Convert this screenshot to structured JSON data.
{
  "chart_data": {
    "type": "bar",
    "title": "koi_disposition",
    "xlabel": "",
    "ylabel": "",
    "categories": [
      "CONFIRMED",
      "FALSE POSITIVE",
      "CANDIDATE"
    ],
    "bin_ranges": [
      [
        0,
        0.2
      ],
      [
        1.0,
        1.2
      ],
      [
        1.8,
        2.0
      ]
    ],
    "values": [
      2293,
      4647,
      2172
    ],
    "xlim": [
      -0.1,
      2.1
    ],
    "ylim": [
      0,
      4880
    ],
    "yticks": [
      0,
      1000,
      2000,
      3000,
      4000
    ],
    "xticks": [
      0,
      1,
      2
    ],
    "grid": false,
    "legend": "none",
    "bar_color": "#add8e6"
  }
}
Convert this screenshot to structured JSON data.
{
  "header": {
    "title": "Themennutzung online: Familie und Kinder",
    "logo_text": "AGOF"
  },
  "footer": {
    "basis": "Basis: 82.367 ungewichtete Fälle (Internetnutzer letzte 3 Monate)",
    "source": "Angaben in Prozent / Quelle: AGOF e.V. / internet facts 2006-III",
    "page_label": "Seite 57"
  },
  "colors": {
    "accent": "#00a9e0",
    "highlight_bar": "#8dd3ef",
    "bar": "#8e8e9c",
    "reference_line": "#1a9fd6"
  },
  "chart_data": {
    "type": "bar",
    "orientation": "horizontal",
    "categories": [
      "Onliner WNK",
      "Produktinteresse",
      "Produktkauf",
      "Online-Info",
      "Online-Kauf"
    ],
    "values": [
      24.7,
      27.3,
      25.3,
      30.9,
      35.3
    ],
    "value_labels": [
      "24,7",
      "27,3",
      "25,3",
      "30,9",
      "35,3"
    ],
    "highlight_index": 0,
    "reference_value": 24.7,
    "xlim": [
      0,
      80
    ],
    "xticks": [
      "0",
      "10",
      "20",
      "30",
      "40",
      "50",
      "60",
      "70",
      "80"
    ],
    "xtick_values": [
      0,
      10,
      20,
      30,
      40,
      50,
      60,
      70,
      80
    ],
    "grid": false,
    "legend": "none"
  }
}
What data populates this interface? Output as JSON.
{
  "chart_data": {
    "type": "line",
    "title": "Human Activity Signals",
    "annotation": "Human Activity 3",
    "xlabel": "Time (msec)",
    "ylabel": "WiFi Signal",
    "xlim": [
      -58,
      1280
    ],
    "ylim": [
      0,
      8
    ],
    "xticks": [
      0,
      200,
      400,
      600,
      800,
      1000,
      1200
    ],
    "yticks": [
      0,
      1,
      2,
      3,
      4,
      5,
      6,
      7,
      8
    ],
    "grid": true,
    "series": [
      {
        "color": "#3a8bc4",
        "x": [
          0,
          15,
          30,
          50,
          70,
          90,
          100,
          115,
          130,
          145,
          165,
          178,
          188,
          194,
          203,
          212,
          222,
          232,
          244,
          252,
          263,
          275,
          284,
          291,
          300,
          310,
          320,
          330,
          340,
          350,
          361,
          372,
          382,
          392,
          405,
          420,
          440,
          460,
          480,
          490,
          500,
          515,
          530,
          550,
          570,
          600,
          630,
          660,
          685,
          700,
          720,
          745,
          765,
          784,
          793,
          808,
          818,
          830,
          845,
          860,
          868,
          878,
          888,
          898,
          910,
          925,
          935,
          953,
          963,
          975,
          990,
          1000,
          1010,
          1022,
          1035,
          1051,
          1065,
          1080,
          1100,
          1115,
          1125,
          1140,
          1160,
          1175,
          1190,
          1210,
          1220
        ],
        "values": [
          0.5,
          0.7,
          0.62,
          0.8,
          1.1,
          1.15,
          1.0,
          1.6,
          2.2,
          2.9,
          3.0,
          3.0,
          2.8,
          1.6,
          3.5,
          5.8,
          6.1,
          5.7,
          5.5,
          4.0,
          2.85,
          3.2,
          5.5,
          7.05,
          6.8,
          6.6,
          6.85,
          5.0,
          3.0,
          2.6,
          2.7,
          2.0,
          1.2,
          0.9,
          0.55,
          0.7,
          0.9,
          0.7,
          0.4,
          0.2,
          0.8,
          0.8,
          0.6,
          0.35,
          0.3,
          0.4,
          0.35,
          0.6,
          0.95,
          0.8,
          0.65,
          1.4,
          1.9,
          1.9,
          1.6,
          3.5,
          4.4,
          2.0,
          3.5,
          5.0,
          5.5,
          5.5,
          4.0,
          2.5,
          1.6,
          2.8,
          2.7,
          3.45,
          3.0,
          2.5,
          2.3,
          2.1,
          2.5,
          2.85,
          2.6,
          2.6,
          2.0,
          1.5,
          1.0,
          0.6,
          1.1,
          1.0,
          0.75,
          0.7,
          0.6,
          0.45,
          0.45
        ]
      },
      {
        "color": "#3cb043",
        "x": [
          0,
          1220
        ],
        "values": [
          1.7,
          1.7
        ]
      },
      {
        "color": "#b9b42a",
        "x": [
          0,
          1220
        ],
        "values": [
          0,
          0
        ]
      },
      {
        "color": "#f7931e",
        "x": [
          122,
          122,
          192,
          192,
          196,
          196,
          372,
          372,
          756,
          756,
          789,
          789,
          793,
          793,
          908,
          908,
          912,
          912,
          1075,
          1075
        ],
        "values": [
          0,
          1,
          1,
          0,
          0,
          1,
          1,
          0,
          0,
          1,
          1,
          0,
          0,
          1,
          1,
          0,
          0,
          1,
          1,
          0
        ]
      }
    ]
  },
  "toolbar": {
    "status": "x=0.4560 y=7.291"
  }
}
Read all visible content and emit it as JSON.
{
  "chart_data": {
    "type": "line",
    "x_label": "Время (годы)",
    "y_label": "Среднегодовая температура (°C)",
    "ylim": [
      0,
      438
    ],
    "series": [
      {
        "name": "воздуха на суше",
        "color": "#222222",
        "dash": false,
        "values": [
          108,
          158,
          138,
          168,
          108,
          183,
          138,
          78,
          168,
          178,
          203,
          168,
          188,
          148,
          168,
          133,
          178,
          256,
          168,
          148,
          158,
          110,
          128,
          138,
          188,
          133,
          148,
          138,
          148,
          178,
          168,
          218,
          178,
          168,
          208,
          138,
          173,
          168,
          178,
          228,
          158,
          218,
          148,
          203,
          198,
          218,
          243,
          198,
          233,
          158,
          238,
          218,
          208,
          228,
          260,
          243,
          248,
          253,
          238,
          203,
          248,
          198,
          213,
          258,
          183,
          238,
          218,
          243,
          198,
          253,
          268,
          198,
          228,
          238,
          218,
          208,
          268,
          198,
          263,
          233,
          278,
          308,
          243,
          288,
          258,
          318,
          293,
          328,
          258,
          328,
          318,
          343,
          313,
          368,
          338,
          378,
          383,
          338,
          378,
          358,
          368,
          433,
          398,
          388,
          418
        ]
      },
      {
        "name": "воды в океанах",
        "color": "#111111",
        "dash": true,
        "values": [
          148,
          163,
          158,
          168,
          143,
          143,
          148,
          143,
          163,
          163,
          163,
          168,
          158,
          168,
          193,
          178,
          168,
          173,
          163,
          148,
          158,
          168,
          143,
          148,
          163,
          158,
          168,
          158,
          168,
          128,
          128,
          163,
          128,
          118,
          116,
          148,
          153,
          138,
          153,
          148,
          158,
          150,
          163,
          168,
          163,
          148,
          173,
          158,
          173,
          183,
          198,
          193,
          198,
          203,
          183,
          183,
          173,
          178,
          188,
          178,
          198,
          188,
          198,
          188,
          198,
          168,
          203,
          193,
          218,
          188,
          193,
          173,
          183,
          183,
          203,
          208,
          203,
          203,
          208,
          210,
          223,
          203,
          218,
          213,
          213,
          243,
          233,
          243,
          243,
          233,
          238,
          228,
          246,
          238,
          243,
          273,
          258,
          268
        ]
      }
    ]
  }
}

__AIM OF THE EXERCISE__
Print again each line of the listing above, exactly as it appears.

__RESPONSE FOR THIS EXERCISE__
Convert this screenshot to structured JSON data.
{
  "chart_data": {
    "type": "bar",
    "title": "koi_disposition",
    "xlabel": "",
    "ylabel": "",
    "categories": [
      "CONFIRMED",
      "FALSE POSITIVE",
      "CANDIDATE"
    ],
    "bin_ranges": [
      [
        0,
        0.2
      ],
      [
        1.0,
        1.2
      ],
      [
        1.8,
        2.0
      ]
    ],
    "values": [
      2293,
      4647,
      2172
    ],
    "xlim": [
      -0.1,
      2.1
    ],
    "ylim": [
      0,
      4880
    ],
    "yticks": [
      0,
      1000,
      2000,
      3000,
      4000
    ],
    "xticks": [
      0,
      1,
      2
    ],
    "grid": false,
    "legend": "none",
    "bar_color": "#add8e6"
  }
}
Convert this screenshot to structured JSON data.
{
  "header": {
    "title": "Themennutzung online: Familie und Kinder",
    "logo_text": "AGOF"
  },
  "footer": {
    "basis": "Basis: 82.367 ungewichtete Fälle (Internetnutzer letzte 3 Monate)",
    "source": "Angaben in Prozent / Quelle: AGOF e.V. / internet facts 2006-III",
    "page_label": "Seite 57"
  },
  "colors": {
    "accent": "#00a9e0",
    "highlight_bar": "#8dd3ef",
    "bar": "#8e8e9c",
    "reference_line": "#1a9fd6"
  },
  "chart_data": {
    "type": "bar",
    "orientation": "horizontal",
    "categories": [
      "Onliner WNK",
      "Produktinteresse",
      "Produktkauf",
      "Online-Info",
      "Online-Kauf"
    ],
    "values": [
      24.7,
      27.3,
      25.3,
      30.9,
      35.3
    ],
    "value_labels": [
      "24,7",
      "27,3",
      "25,3",
      "30,9",
      "35,3"
    ],
    "highlight_index": 0,
    "reference_value": 24.7,
    "xlim": [
      0,
      80
    ],
    "xticks": [
      "0",
      "10",
      "20",
      "30",
      "40",
      "50",
      "60",
      "70",
      "80"
    ],
    "xtick_values": [
      0,
      10,
      20,
      30,
      40,
      50,
      60,
      70,
      80
    ],
    "grid": false,
    "legend": "none"
  }
}
What data populates this interface? Output as JSON.
{
  "chart_data": {
    "type": "line",
    "title": "Human Activity Signals",
    "annotation": "Human Activity 3",
    "xlabel": "Time (msec)",
    "ylabel": "WiFi Signal",
    "xlim": [
      -58,
      1280
    ],
    "ylim": [
      0,
      8
    ],
    "xticks": [
      0,
      200,
      400,
      600,
      800,
      1000,
      1200
    ],
    "yticks": [
      0,
      1,
      2,
      3,
      4,
      5,
      6,
      7,
      8
    ],
    "grid": true,
    "series": [
      {
        "color": "#3a8bc4",
        "x": [
          0,
          15,
          30,
          50,
          70,
          90,
          100,
          115,
          130,
          145,
          165,
          178,
          188,
          194,
          203,
          212,
          222,
          232,
          244,
          252,
          263,
          275,
          284,
          291,
          300,
          310,
          320,
          330,
          340,
          350,
          361,
          372,
          382,
          392,
          405,
          420,
          440,
          460,
          480,
          490,
          500,
          515,
          530,
          550,
          570,
          600,
          630,
          660,
          685,
          700,
          720,
          745,
          765,
          784,
          793,
          808,
          818,
          830,
          845,
          860,
          868,
          878,
          888,
          898,
          910,
          925,
          935,
          953,
          963,
          975,
          990,
          1000,
          1010,
          1022,
          1035,
          1051,
          1065,
          1080,
          1100,
          1115,
          1125,
          1140,
          1160,
          1175,
          1190,
          1210,
          1220
        ],
        "values": [
          0.5,
          0.7,
          0.62,
          0.8,
          1.1,
          1.15,
          1.0,
          1.6,
          2.2,
          2.9,
          3.0,
          3.0,
          2.8,
          1.6,
          3.5,
          5.8,
          6.1,
          5.7,
          5.5,
          4.0,
          2.85,
          3.2,
          5.5,
          7.05,
          6.8,
          6.6,
          6.85,
          5.0,
          3.0,
          2.6,
          2.7,
          2.0,
          1.2,
          0.9,
          0.55,
          0.7,
          0.9,
          0.7,
          0.4,
          0.2,
          0.8,
          0.8,
          0.6,
          0.35,
          0.3,
          0.4,
          0.35,
          0.6,
          0.95,
          0.8,
          0.65,
          1.4,
          1.9,
          1.9,
          1.6,
          3.5,
          4.4,
          2.0,
          3.5,
          5.0,
          5.5,
          5.5,
          4.0,
          2.5,
          1.6,
          2.8,
          2.7,
          3.45,
          3.0,
          2.5,
          2.3,
          2.1,
          2.5,
          2.85,
          2.6,
          2.6,
          2.0,
          1.5,
          1.0,
          0.6,
          1.1,
          1.0,
          0.75,
          0.7,
          0.6,
          0.45,
          0.45
        ]
      },
      {
        "color": "#3cb043",
        "x": [
          0,
          1220
        ],
        "values": [
          1.7,
          1.7
        ]
      },
      {
        "color": "#b9b42a",
        "x": [
          0,
          1220
        ],
        "values": [
          0,
          0
        ]
      },
      {
        "color": "#f7931e",
        "x": [
          122,
          122,
          192,
          192,
          196,
          196,
          372,
          372,
          756,
          756,
          789,
          789,
          793,
          793,
          908,
          908,
          912,
          912,
          1075,
          1075
        ],
        "values": [
          0,
          1,
          1,
          0,
          0,
          1,
          1,
          0,
          0,
          1,
          1,
          0,
          0,
          1,
          1,
          0,
          0,
          1,
          1,
          0
        ]
      }
    ]
  },
  "toolbar": {
    "status": "x=0.4560 y=7.291"
  }
}
Read all visible content and emit it as JSON.
{
  "chart_data": {
    "type": "line",
    "x_label": "Время (годы)",
    "y_label": "Среднегодовая температура (°C)",
    "ylim": [
      0,
      438
    ],
    "series": [
      {
        "name": "воздуха на суше",
        "color": "#222222",
        "dash": false,
        "values": [
          108,
          158,
          138,
          168,
          108,
          183,
          138,
          78,
          168,
          178,
          203,
          168,
          188,
          148,
          168,
          133,
          178,
          256,
          168,
          148,
          158,
          110,
          128,
          138,
          188,
          133,
          148,
          138,
          148,
          178,
          168,
          218,
          178,
          168,
          208,
          138,
          173,
          168,
          178,
          228,
          158,
          218,
          148,
          203,
          198,
          218,
          243,
          198,
          233,
          158,
          238,
          218,
          208,
          228,
          260,
          243,
          248,
          253,
          238,
          203,
          248,
          198,
          213,
          258,
          183,
          238,
          218,
          243,
          198,
          253,
          268,
          198,
          228,
          238,
          218,
          208,
          268,
          198,
          263,
          233,
          278,
          308,
          243,
          288,
          258,
          318,
          293,
          328,
          258,
          328,
          318,
          343,
          313,
          368,
          338,
          378,
          383,
          338,
          378,
          358,
          368,
          433,
          398,
          388,
          418
        ]
      },
      {
        "name": "воды в океанах",
        "color": "#111111",
        "dash": true,
        "values": [
          148,
          163,
          158,
          168,
          143,
          143,
          148,
          143,
          163,
          163,
          163,
          168,
          158,
          168,
          193,
          178,
          168,
          173,
          163,
          148,
          158,
          168,
          143,
          148,
          163,
          158,
          168,
          158,
          168,
          128,
          128,
          163,
          128,
          118,
          116,
          148,
          153,
          138,
          153,
          148,
          158,
          150,
          163,
          168,
          163,
          148,
          173,
          158,
          173,
          183,
          198,
          193,
          198,
          203,
          183,
          183,
          173,
          178,
          188,
          178,
          198,
          188,
          198,
          188,
          198,
          168,
          203,
          193,
          218,
          188,
          193,
          173,
          183,
          183,
          203,
          208,
          203,
          203,
          208,
          210,
          223,
          203,
          218,
          213,
          213,
          243,
          233,
          243,
          243,
          233,
          238,
          228,
          246,
          238,
          243,
          273,
          258,
          268
        ]
      }
    ]
  }
}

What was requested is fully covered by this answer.